SHORT TASK. Return only the count of lines in which the word "more" appears.

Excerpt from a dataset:

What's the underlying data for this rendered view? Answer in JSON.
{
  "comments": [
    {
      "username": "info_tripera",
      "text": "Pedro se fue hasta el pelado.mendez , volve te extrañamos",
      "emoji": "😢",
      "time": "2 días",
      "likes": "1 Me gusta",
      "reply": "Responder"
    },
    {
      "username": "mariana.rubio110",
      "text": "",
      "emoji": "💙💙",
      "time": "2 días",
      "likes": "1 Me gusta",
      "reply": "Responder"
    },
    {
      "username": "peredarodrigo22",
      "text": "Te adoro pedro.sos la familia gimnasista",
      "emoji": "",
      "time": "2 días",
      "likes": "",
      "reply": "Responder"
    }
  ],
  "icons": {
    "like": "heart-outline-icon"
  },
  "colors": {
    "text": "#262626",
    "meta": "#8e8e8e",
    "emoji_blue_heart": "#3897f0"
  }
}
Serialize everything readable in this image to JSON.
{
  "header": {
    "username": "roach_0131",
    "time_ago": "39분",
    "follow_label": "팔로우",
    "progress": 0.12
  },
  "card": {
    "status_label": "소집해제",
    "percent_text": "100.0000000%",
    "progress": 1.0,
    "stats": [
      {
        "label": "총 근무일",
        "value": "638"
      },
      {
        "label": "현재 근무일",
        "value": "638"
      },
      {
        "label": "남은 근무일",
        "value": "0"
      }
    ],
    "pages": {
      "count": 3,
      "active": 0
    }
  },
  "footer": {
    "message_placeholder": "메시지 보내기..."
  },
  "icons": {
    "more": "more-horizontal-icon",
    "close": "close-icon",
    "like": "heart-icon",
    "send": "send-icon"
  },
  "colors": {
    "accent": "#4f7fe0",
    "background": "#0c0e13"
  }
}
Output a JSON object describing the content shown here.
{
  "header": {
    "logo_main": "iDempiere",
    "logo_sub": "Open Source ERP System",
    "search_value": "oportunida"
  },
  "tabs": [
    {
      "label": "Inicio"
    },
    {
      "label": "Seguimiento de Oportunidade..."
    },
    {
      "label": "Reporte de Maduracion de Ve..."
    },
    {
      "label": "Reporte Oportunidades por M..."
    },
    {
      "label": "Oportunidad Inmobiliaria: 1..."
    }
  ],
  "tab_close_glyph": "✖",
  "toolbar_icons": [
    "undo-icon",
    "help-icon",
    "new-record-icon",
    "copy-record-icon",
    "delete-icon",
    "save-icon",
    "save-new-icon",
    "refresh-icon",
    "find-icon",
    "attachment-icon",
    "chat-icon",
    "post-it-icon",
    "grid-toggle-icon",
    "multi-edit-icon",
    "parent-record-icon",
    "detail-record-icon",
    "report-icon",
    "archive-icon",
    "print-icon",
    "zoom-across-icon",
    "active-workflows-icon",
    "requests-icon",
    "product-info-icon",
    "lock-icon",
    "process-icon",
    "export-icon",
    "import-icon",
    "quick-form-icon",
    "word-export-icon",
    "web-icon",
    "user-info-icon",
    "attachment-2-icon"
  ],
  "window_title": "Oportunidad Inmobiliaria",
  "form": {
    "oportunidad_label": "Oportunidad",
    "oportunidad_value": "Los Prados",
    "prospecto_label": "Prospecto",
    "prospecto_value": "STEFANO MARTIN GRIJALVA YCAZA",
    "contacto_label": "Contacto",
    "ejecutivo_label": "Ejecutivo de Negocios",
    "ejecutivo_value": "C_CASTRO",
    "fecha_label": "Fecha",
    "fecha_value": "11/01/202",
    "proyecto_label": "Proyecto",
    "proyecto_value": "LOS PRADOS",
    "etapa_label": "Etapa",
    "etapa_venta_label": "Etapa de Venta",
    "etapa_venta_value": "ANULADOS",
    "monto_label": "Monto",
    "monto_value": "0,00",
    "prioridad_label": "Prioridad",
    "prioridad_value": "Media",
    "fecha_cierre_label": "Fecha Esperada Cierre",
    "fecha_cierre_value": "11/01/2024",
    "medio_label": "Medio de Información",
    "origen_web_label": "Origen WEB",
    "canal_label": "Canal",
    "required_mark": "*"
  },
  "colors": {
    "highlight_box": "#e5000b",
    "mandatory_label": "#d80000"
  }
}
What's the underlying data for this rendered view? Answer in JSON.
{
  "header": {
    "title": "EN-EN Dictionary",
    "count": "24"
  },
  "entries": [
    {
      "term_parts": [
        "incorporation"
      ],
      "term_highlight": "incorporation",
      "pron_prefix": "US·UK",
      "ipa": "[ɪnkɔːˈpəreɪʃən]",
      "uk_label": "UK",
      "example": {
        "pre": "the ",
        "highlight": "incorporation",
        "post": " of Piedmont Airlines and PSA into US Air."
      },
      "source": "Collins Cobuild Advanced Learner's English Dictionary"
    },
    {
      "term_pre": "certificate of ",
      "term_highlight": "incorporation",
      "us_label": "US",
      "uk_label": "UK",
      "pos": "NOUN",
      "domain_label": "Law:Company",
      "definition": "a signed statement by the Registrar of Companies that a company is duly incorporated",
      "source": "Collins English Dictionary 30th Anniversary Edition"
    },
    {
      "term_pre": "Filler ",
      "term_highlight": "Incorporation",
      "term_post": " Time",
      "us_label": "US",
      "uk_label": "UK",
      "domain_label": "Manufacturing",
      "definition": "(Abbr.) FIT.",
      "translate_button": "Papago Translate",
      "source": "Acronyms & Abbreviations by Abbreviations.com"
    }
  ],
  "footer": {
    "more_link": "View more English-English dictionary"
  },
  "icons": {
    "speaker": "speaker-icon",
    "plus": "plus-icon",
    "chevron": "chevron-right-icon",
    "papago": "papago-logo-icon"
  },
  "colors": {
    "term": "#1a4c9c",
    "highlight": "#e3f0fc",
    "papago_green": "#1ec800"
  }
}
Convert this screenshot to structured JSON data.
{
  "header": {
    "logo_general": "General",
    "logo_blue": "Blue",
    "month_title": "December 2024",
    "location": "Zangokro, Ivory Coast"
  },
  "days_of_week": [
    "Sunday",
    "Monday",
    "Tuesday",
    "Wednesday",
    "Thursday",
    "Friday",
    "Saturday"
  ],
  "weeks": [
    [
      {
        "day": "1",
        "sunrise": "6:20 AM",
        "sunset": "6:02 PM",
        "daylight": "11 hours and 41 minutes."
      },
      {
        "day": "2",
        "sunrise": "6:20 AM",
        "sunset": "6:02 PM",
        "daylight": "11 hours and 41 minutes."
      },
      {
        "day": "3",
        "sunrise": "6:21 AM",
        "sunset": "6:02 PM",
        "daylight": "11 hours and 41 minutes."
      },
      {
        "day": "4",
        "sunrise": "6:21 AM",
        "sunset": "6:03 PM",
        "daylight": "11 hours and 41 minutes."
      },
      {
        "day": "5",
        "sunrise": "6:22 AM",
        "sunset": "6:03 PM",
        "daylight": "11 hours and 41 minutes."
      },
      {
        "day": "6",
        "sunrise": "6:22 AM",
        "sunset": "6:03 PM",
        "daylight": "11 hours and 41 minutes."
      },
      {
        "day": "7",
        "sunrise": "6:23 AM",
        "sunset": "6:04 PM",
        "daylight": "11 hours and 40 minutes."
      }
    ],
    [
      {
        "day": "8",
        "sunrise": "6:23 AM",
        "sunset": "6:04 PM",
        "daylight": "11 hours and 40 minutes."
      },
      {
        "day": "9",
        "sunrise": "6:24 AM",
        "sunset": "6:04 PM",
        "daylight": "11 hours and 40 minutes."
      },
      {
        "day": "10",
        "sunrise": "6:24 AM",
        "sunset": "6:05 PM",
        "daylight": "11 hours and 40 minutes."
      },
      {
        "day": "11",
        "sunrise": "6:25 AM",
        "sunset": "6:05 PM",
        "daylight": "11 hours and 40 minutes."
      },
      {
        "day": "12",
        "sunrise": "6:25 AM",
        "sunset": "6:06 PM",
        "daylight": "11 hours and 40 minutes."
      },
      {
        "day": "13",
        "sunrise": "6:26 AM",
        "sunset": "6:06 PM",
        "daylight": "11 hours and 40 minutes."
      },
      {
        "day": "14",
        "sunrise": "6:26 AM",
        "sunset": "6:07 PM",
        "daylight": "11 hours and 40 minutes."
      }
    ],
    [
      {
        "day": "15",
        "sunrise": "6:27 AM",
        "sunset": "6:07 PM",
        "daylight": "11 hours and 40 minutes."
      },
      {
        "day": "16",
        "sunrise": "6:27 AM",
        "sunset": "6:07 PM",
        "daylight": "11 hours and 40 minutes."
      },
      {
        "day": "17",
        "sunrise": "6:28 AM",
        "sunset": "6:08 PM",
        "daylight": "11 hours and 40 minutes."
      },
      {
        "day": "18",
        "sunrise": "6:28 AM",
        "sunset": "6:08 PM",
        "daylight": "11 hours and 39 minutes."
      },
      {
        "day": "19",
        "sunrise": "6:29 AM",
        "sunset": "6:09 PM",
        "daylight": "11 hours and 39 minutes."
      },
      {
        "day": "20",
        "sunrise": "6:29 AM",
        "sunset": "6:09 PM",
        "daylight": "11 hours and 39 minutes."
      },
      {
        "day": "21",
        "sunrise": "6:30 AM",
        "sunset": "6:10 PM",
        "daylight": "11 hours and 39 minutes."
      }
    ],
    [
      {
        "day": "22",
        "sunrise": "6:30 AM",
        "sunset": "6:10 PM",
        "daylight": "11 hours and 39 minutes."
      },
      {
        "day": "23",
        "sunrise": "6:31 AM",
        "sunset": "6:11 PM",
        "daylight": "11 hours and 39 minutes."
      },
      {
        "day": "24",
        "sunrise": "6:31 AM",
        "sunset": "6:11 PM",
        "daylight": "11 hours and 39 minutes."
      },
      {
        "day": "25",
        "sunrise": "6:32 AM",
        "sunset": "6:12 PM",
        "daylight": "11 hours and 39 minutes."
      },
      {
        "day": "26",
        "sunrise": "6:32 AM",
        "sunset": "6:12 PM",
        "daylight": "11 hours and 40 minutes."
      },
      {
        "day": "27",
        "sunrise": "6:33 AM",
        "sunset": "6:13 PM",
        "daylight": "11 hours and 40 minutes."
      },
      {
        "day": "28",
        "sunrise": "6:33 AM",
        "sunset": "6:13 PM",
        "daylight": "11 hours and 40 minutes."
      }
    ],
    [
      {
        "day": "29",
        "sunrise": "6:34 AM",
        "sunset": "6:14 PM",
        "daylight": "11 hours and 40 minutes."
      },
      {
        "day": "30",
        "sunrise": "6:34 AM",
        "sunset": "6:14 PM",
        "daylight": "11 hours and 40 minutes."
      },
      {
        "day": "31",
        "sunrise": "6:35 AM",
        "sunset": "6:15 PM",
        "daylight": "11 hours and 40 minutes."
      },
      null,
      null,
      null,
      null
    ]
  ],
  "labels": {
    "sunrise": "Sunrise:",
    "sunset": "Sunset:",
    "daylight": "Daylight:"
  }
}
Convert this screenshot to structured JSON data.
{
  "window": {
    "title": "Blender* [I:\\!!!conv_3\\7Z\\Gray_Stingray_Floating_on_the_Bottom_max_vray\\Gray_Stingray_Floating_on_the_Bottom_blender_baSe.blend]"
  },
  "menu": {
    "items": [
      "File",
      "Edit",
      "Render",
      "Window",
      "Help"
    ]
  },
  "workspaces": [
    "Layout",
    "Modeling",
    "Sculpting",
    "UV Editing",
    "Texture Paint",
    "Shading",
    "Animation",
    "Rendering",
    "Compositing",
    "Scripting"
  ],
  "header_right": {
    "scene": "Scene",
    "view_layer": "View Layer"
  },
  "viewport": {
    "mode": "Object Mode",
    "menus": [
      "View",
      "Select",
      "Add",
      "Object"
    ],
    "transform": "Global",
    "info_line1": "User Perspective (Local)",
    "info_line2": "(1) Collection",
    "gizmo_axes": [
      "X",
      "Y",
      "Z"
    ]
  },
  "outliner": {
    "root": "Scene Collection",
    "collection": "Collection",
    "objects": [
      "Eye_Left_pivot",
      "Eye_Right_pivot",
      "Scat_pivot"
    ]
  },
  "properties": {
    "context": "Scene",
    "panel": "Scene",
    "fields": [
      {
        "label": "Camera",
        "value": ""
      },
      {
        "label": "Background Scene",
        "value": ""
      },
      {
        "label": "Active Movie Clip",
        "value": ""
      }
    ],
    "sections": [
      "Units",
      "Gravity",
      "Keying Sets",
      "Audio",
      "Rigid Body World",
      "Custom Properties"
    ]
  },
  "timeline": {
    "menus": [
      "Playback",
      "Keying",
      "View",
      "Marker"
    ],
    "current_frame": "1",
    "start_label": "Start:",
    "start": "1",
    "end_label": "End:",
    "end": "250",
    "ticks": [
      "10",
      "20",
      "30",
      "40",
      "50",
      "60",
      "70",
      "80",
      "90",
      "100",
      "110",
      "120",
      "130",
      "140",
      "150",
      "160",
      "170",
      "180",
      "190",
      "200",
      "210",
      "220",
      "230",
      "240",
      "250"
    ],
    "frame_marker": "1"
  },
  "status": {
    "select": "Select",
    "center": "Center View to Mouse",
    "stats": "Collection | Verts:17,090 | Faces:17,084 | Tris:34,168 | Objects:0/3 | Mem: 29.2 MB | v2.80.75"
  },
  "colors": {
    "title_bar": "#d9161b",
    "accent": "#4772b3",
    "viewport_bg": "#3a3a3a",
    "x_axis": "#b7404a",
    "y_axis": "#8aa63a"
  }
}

FINAL ANSWER. 2